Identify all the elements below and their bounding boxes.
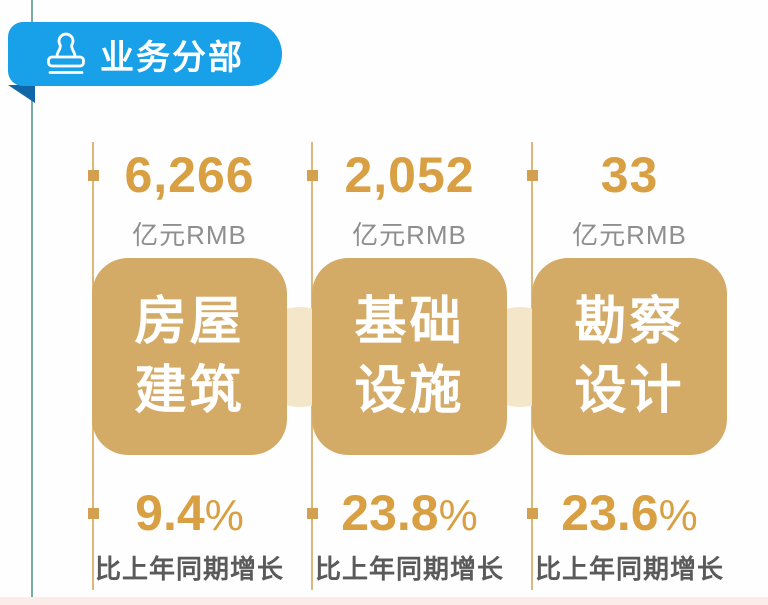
divider-marker: [307, 508, 318, 519]
percent-symbol: %: [204, 491, 244, 540]
revenue-value: 2,052: [344, 147, 475, 203]
bottom-accent-strip: [0, 597, 768, 605]
segment-name-line: 设施: [354, 361, 465, 420]
divider-marker: [527, 170, 538, 181]
growth-value: 23.6%: [532, 484, 727, 542]
segment-name-line: 设计: [574, 361, 685, 420]
revenue-unit: 亿元RMB: [572, 220, 687, 250]
segment-block-survey-design: 勘察 设计: [532, 258, 727, 455]
growth-caption: 比上年同期增长: [314, 554, 504, 584]
segment-column-survey-design: 33 亿元RMB 23.6% 比上年同期增长: [532, 0, 727, 605]
divider-marker: [527, 508, 538, 519]
segment-name-line: 基础: [354, 292, 465, 351]
segment-column-housing: 6,266 亿元RMB 9.4% 比上年同期增长: [92, 0, 287, 605]
section-header-banner: 业务分部: [8, 22, 282, 86]
page-title: 业务分部: [100, 38, 244, 77]
growth-caption: 比上年同期增长: [534, 554, 724, 584]
stamp-icon: [44, 32, 88, 76]
percent-symbol: %: [438, 491, 478, 540]
growth-value: 23.8%: [312, 484, 507, 542]
segment-block-infrastructure: 基础 设施: [312, 258, 507, 455]
teal-accent-line: [31, 0, 33, 605]
growth-value: 9.4%: [92, 484, 287, 542]
divider-marker: [88, 508, 99, 519]
revenue-value: 33: [600, 147, 659, 203]
revenue-unit: 亿元RMB: [352, 220, 467, 250]
divider-marker: [88, 170, 99, 181]
segment-name-line: 勘察: [574, 292, 685, 351]
growth-number: 23.6: [561, 485, 659, 541]
growth-caption: 比上年同期增长: [94, 554, 284, 584]
divider-marker: [307, 170, 318, 181]
growth-number: 23.8: [341, 485, 439, 541]
segment-block-housing: 房屋 建筑: [92, 258, 287, 455]
percent-symbol: %: [658, 491, 698, 540]
segment-name-line: 房屋: [134, 292, 245, 351]
segment-name-line: 建筑: [134, 361, 245, 420]
growth-number: 9.4: [135, 485, 205, 541]
segment-column-infrastructure: 2,052 亿元RMB 23.8% 比上年同期增长: [312, 0, 507, 605]
revenue-unit: 亿元RMB: [132, 220, 247, 250]
revenue-value: 6,266: [124, 147, 255, 203]
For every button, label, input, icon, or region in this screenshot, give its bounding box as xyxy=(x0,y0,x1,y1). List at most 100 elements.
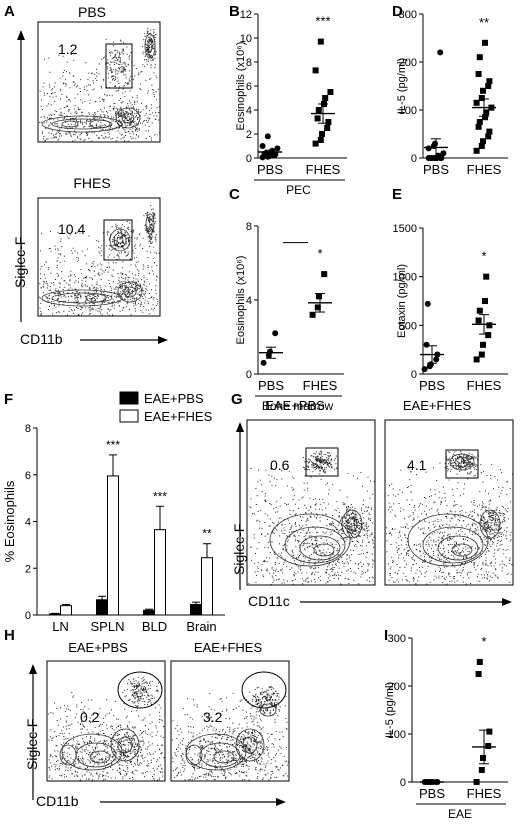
cytometry-event-dot xyxy=(442,532,443,533)
cytometry-event-dot xyxy=(489,504,490,505)
cytometry-event-dot xyxy=(322,456,323,457)
cytometry-event-dot xyxy=(55,83,56,84)
cytometry-event-dot xyxy=(481,574,482,575)
cytometry-event-dot xyxy=(490,539,491,540)
cytometry-event-dot xyxy=(86,747,87,748)
cytometry-event-dot xyxy=(100,307,101,308)
cytometry-event-dot xyxy=(326,514,327,515)
cytometry-event-dot xyxy=(335,510,336,511)
cytometry-event-dot xyxy=(113,45,114,46)
cytometry-event-dot xyxy=(134,76,135,77)
cytometry-event-dot xyxy=(110,110,111,111)
cytometry-event-dot xyxy=(472,511,473,512)
cytometry-event-dot xyxy=(137,237,138,238)
cytometry-event-dot xyxy=(136,285,137,286)
cytometry-event-dot xyxy=(289,523,290,524)
cytometry-event-dot xyxy=(249,506,250,507)
cytometry-event-dot xyxy=(43,136,44,137)
cytometry-event-dot xyxy=(123,293,124,294)
cytometry-event-dot xyxy=(398,549,399,550)
x-tick-label: FHES xyxy=(306,162,341,177)
cytometry-event-dot xyxy=(62,76,63,77)
cytometry-event-dot xyxy=(56,267,57,268)
cytometry-event-dot xyxy=(90,277,91,278)
cytometry-event-dot xyxy=(121,277,122,278)
cytometry-event-dot xyxy=(276,529,277,530)
cytometry-event-dot xyxy=(416,549,417,550)
cytometry-event-dot xyxy=(53,135,54,136)
cytometry-event-dot xyxy=(462,510,463,511)
cytometry-event-dot xyxy=(486,512,487,513)
cytometry-event-dot xyxy=(481,556,482,557)
cytometry-event-dot xyxy=(324,454,325,455)
cytometry-event-dot xyxy=(119,68,120,69)
cytometry-event-dot xyxy=(56,96,57,97)
cytometry-event-dot xyxy=(59,282,60,283)
cytometry-event-dot xyxy=(482,502,483,503)
cytometry-event-dot xyxy=(293,535,294,536)
cytometry-event-dot xyxy=(411,570,412,571)
cytometry-event-dot xyxy=(442,582,443,583)
cytometry-event-dot xyxy=(117,254,118,255)
cytometry-event-dot xyxy=(474,519,475,520)
cytometry-event-dot xyxy=(474,564,475,565)
cytometry-event-dot xyxy=(324,463,325,464)
cytometry-event-dot xyxy=(302,583,303,584)
cytometry-event-dot xyxy=(139,130,140,131)
cytometry-event-dot xyxy=(321,462,322,463)
cytometry-event-dot xyxy=(446,559,447,560)
cytometry-event-dot xyxy=(116,242,117,243)
cytometry-event-dot xyxy=(493,513,494,514)
cytometry-event-dot xyxy=(498,522,499,523)
cytometry-event-dot xyxy=(273,580,274,581)
cytometry-event-dot xyxy=(155,34,156,35)
cytometry-event-dot xyxy=(82,757,83,758)
cytometry-event-dot xyxy=(128,141,129,142)
cytometry-event-dot xyxy=(66,729,67,730)
cytometry-event-dot xyxy=(296,558,297,559)
cytometry-event-dot xyxy=(133,232,134,233)
cytometry-event-dot xyxy=(148,267,149,268)
cytometry-event-dot xyxy=(124,140,125,141)
cytometry-event-dot xyxy=(61,114,62,115)
cytometry-event-dot xyxy=(126,256,127,257)
cytometry-event-dot xyxy=(289,537,290,538)
cytometry-event-dot xyxy=(457,504,458,505)
cytometry-event-dot xyxy=(287,541,288,542)
cytometry-event-dot xyxy=(411,499,412,500)
cytometry-event-dot xyxy=(51,301,52,302)
cytometry-event-dot xyxy=(315,459,316,460)
cytometry-event-dot xyxy=(461,463,462,464)
cytometry-event-dot xyxy=(49,295,50,296)
cytometry-event-dot xyxy=(41,266,42,267)
cytometry-event-dot xyxy=(487,541,488,542)
cytometry-event-dot xyxy=(73,60,74,61)
cytometry-event-dot xyxy=(138,261,139,262)
cytometry-event-dot xyxy=(332,565,333,566)
bar-eae-pbs xyxy=(50,614,61,615)
cytometry-event-dot xyxy=(111,295,112,296)
cytometry-event-dot xyxy=(360,562,361,563)
cytometry-event-dot xyxy=(321,468,322,469)
cytometry-event-dot xyxy=(483,564,484,565)
cytometry-event-dot xyxy=(87,298,88,299)
cytometry-event-dot xyxy=(87,286,88,287)
cytometry-event-dot xyxy=(66,107,67,108)
cytometry-event-dot xyxy=(49,85,50,86)
cytometry-event-dot xyxy=(320,553,321,554)
cytometry-event-dot xyxy=(39,297,40,298)
cytometry-event-dot xyxy=(402,579,403,580)
data-point-square xyxy=(480,342,486,348)
cytometry-event-dot xyxy=(134,298,135,299)
cytometry-event-dot xyxy=(463,577,464,578)
cytometry-event-dot xyxy=(444,493,445,494)
x-tick-label: BLD xyxy=(142,619,167,634)
cytometry-event-dot xyxy=(338,532,339,533)
cytometry-event-dot xyxy=(99,97,100,98)
cytometry-event-dot xyxy=(288,539,289,540)
cytometry-event-dot xyxy=(332,575,333,576)
cytometry-event-dot xyxy=(420,551,421,552)
cytometry-event-dot xyxy=(405,537,406,538)
cytometry-event-dot xyxy=(150,219,151,220)
cytometry-event-dot xyxy=(113,42,114,43)
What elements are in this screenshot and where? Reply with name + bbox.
* * *
• Stated task
Copy the lines starting at the line that contains "cytometry-event-dot xyxy=(442,532,443,533)" and ending after the line that contains "cytometry-event-dot xyxy=(335,510,336,511)".

• Correct response
cytometry-event-dot xyxy=(442,532,443,533)
cytometry-event-dot xyxy=(489,504,490,505)
cytometry-event-dot xyxy=(322,456,323,457)
cytometry-event-dot xyxy=(55,83,56,84)
cytometry-event-dot xyxy=(481,574,482,575)
cytometry-event-dot xyxy=(490,539,491,540)
cytometry-event-dot xyxy=(86,747,87,748)
cytometry-event-dot xyxy=(100,307,101,308)
cytometry-event-dot xyxy=(326,514,327,515)
cytometry-event-dot xyxy=(335,510,336,511)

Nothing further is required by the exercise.